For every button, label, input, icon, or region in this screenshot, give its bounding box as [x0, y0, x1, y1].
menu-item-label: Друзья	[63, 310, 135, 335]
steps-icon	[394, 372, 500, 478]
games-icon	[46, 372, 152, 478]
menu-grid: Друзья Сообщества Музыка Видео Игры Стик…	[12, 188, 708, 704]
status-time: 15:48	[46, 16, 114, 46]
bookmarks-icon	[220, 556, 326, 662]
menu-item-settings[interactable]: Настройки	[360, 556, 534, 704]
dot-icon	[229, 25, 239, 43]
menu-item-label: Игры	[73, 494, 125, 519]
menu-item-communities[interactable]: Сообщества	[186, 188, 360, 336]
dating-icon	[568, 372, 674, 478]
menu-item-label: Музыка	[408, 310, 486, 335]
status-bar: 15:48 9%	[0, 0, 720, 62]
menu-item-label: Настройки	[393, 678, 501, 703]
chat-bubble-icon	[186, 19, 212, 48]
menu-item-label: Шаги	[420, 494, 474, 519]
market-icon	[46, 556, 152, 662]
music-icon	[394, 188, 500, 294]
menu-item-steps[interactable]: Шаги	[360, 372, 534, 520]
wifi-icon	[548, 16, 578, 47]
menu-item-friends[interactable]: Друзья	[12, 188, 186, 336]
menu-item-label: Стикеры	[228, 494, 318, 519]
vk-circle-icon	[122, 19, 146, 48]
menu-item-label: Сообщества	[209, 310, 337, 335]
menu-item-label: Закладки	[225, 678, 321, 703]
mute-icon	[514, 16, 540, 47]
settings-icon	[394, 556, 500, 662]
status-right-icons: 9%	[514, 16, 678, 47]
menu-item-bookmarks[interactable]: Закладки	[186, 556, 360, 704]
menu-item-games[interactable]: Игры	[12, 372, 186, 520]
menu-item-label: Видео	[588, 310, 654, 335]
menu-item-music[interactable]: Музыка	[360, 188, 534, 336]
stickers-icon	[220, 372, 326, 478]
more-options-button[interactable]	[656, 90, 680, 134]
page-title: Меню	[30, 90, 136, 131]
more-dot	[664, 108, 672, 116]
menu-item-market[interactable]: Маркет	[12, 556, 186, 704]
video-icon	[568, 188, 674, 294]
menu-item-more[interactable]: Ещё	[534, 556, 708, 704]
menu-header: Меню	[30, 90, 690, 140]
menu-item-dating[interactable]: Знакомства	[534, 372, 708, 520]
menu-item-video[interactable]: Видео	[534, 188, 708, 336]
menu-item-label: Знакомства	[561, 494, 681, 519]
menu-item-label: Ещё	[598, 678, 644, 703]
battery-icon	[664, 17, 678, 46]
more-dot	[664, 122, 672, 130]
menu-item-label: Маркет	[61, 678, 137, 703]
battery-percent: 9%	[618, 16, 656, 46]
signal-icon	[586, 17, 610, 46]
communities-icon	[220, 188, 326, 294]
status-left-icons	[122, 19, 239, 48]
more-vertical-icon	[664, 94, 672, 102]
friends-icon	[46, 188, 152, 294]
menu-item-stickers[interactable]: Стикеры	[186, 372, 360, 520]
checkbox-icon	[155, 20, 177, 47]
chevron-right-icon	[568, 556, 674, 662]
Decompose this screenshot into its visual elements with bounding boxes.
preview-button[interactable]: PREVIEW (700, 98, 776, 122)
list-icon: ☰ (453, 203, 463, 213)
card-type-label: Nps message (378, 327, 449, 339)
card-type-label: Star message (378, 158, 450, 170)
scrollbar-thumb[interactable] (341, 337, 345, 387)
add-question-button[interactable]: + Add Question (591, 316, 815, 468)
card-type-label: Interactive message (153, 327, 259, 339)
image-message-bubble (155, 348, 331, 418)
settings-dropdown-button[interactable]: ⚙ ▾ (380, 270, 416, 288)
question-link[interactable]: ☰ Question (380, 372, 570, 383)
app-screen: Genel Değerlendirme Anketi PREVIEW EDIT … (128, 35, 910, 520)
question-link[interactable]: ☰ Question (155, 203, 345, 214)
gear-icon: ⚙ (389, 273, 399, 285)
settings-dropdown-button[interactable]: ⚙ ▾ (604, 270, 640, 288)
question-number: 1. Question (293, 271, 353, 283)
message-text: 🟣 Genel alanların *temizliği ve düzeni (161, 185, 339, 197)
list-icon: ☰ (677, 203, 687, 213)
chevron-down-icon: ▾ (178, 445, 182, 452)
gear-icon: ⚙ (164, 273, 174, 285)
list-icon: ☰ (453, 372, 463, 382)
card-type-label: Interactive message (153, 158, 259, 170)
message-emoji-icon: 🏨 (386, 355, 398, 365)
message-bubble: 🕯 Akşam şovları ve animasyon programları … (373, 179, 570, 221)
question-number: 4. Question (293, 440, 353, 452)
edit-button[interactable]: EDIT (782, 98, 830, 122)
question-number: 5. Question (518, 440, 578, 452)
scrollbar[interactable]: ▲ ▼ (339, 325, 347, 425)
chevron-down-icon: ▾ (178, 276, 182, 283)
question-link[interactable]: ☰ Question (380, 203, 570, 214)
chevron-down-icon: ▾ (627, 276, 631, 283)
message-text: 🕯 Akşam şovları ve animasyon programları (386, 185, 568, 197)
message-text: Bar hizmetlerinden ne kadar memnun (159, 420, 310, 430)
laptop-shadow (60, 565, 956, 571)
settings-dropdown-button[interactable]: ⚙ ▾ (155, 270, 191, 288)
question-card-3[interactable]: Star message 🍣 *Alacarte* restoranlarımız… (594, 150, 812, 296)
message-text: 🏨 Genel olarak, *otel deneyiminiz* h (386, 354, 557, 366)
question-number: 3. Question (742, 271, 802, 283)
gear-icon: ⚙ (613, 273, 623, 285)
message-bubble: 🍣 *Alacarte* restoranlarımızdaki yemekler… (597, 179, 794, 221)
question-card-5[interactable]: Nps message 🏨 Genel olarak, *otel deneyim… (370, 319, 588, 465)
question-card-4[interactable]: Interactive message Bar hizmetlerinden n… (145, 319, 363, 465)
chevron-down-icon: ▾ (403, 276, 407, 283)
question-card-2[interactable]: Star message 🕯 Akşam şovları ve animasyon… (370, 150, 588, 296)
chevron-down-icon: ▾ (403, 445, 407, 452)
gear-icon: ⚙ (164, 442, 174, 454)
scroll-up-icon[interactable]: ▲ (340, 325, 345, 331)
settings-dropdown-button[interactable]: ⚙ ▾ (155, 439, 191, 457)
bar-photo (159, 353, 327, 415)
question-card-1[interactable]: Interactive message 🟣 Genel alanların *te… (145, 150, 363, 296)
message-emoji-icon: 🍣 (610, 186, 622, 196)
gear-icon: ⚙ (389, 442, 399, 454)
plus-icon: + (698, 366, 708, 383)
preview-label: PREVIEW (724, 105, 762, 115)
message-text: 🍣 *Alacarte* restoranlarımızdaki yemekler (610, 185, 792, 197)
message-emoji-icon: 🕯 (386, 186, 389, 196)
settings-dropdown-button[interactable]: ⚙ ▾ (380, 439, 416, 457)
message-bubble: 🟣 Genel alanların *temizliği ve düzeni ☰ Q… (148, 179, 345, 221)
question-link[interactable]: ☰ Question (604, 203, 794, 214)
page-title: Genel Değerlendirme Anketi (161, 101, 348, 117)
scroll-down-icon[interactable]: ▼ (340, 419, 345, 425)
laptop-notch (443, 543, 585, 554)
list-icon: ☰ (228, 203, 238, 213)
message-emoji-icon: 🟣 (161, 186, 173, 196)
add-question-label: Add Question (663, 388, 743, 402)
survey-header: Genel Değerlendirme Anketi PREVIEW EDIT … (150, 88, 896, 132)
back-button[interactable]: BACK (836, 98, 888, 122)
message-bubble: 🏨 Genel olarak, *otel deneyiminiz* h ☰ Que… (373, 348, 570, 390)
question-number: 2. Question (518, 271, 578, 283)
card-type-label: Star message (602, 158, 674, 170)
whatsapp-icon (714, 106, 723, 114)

- DO THIS -
Copy the records word for word, starting at their first line and stopping after the line that contains "188, 534, 336]".

- ANSWER FOR THE TASK -
For every button, label, input, icon, or region in this screenshot, give its bounding box as [x0, y0, x1, y1].
menu-item-label: Друзья	[63, 310, 135, 335]
steps-icon	[394, 372, 500, 478]
games-icon	[46, 372, 152, 478]
menu-grid: Друзья Сообщества Музыка Видео Игры Стик…	[12, 188, 708, 704]
status-time: 15:48	[46, 16, 114, 46]
bookmarks-icon	[220, 556, 326, 662]
menu-item-settings[interactable]: Настройки	[360, 556, 534, 704]
dot-icon	[229, 25, 239, 43]
menu-item-label: Игры	[73, 494, 125, 519]
menu-item-communities[interactable]: Сообщества	[186, 188, 360, 336]
dating-icon	[568, 372, 674, 478]
menu-item-label: Музыка	[408, 310, 486, 335]
status-bar: 15:48 9%	[0, 0, 720, 62]
menu-item-label: Настройки	[393, 678, 501, 703]
chat-bubble-icon	[186, 19, 212, 48]
menu-item-label: Шаги	[420, 494, 474, 519]
market-icon	[46, 556, 152, 662]
music-icon	[394, 188, 500, 294]
menu-item-steps[interactable]: Шаги	[360, 372, 534, 520]
wifi-icon	[548, 16, 578, 47]
menu-item-friends[interactable]: Друзья	[12, 188, 186, 336]
menu-item-label: Стикеры	[228, 494, 318, 519]
vk-circle-icon	[122, 19, 146, 48]
menu-item-label: Сообщества	[209, 310, 337, 335]
menu-item-label: Закладки	[225, 678, 321, 703]
mute-icon	[514, 16, 540, 47]
settings-icon	[394, 556, 500, 662]
status-right-icons: 9%	[514, 16, 678, 47]
menu-item-bookmarks[interactable]: Закладки	[186, 556, 360, 704]
menu-item-games[interactable]: Игры	[12, 372, 186, 520]
menu-item-label: Видео	[588, 310, 654, 335]
menu-item-music[interactable]: Музыка	[360, 188, 534, 336]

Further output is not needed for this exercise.